Excerpt from a dataset:
(begin)
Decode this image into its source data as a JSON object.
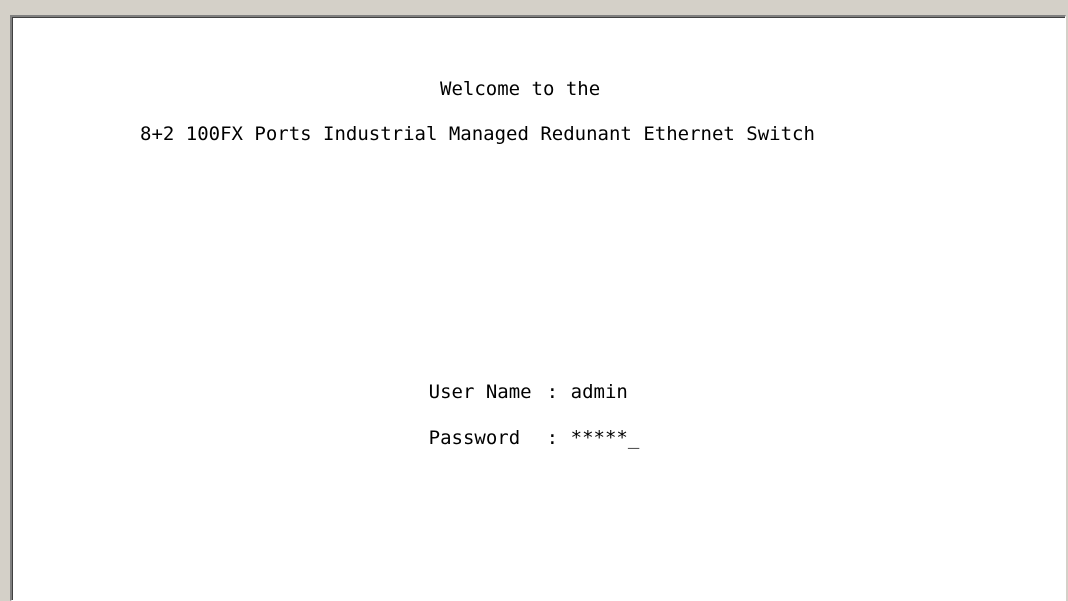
{
  "terminal": {
    "welcome_line": "Welcome to the",
    "product_title": "8+2 100FX Ports Industrial Managed Redunant Ethernet Switch",
    "login": {
      "username_label": "User Name",
      "username_separator": ":",
      "username_value": "admin",
      "password_label": "Password",
      "password_separator": ":",
      "password_value": "*****",
      "cursor": "_"
    }
  }
}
(end)
## Directions:
Write the material out again exactly as it appears, dropping the pictures.

## Result for this task:
Decode this image into its source data as a JSON object.
{
  "terminal": {
    "welcome_line": "Welcome to the",
    "product_title": "8+2 100FX Ports Industrial Managed Redunant Ethernet Switch",
    "login": {
      "username_label": "User Name",
      "username_separator": ":",
      "username_value": "admin",
      "password_label": "Password",
      "password_separator": ":",
      "password_value": "*****",
      "cursor": "_"
    }
  }
}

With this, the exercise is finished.